> **WORKING DATA**:
_____

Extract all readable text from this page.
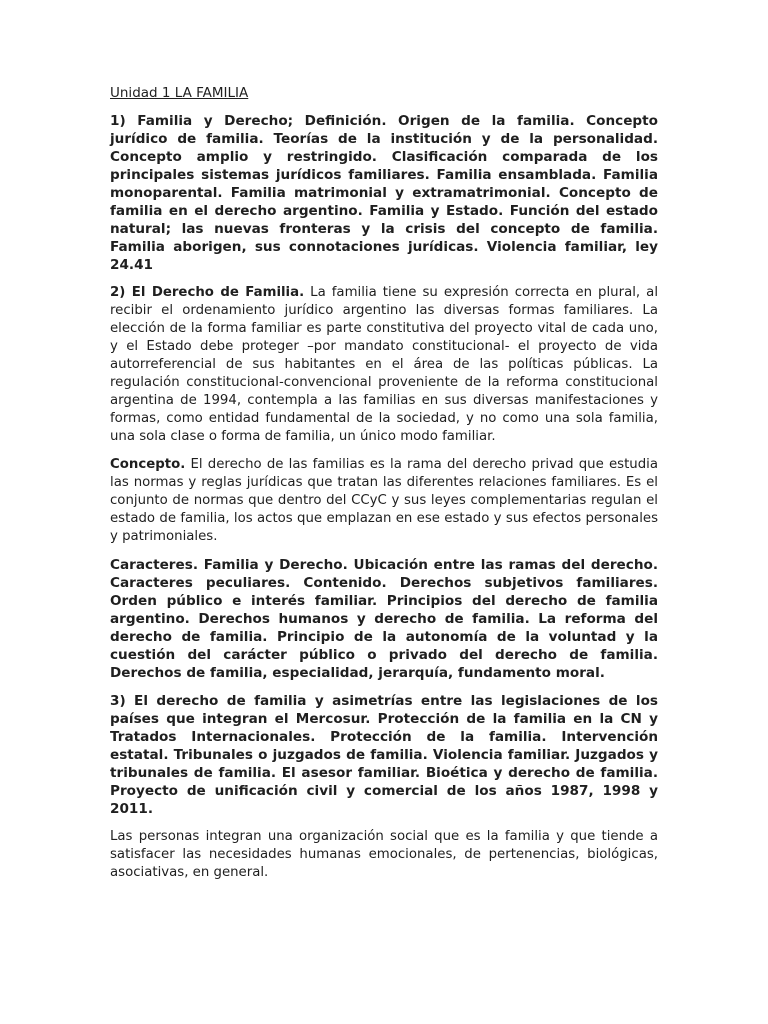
Unidad 1 LA FAMILIA

1) Familia y Derecho; Definición. Origen de la familia. Concepto jurídico de familia. Teorías de la institución y de la personalidad. Concepto amplio y restringido. Clasificación comparada de los principales sistemas jurídicos familiares. Familia ensamblada. Familia monoparental. Familia matrimonial y extramatrimonial. Concepto de familia en el derecho argentino. Familia y Estado. Función del estado natural; las nuevas fronteras y la crisis del concepto de familia. Familia aborigen, sus connotaciones jurídicas. Violencia familiar, ley 24.41

2) El Derecho de Familia. La familia tiene su expresión correcta en plural, al recibir el ordenamiento jurídico argentino las diversas formas familiares. La elección de la forma familiar es parte constitutiva del proyecto vital de cada uno, y el Estado debe proteger –por mandato constitucional- el proyecto de vida autorreferencial de sus habitantes en el área de las políticas públicas. La regulación constitucional-convencional proveniente de la reforma constitucional argentina de 1994, contempla a las familias en sus diversas manifestaciones y formas, como entidad fundamental de la sociedad, y no como una sola familia, una sola clase o forma de familia, un único modo familiar.

Concepto. El derecho de las familias es la rama del derecho privad que estudia las normas y reglas jurídicas que tratan las diferentes relaciones familiares. Es el conjunto de normas que dentro del CCyC y sus leyes complementarias regulan el estado de familia, los actos que emplazan en ese estado y sus efectos personales y patrimoniales.

Caracteres. Familia y Derecho. Ubicación entre las ramas del derecho. Caracteres peculiares. Contenido. Derechos subjetivos familiares. Orden público e interés familiar. Principios del derecho de familia argentino. Derechos humanos y derecho de familia. La reforma del derecho de familia. Principio de la autonomía de la voluntad y la cuestión del carácter público o privado del derecho de familia. Derechos de familia, especialidad, jerarquía, fundamento moral.

3) El derecho de familia y asimetrías entre las legislaciones de los países que integran el Mercosur. Protección de la familia en la CN y Tratados Internacionales. Protección de la familia. Intervención estatal. Tribunales o juzgados de familia. Violencia familiar. Juzgados y tribunales de familia. El asesor familiar. Bioética y derecho de familia. Proyecto de unificación civil y comercial de los años 1987, 1998 y 2011.

Las personas integran una organización social que es la familia y que tiende a satisfacer las necesidades humanas emocionales, de pertenencias, biológicas, asociativas, en general.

_____

From the entries above, copy each line holding "familias".

2) El Derecho de Familia. La familia tiene su expresión correcta en plural, al recibir el ordenamiento jurídico argentino las diversas formas familiares. La elección de la forma familiar es parte constitutiva del proyecto vital de cada uno, y el Estado debe proteger –por mandato constitucional- el proyecto de vida autorreferencial de sus habitantes en el área de las políticas públicas. La regulación constitucional-convencional proveniente de la reforma constitucional argentina de 1994, contempla a las familias en sus diversas manifestaciones y formas, como entidad fundamental de la sociedad, y no como una sola familia, una sola clase o forma de familia, un único modo familiar.
Concepto. El derecho de las familias es la rama del derecho privad que estudia las normas y reglas jurídicas que tratan las diferentes relaciones familiares. Es el conjunto de normas que dentro del CCyC y sus leyes complementarias regulan el estado de familia, los actos que emplazan en ese estado y sus efectos personales y patrimoniales.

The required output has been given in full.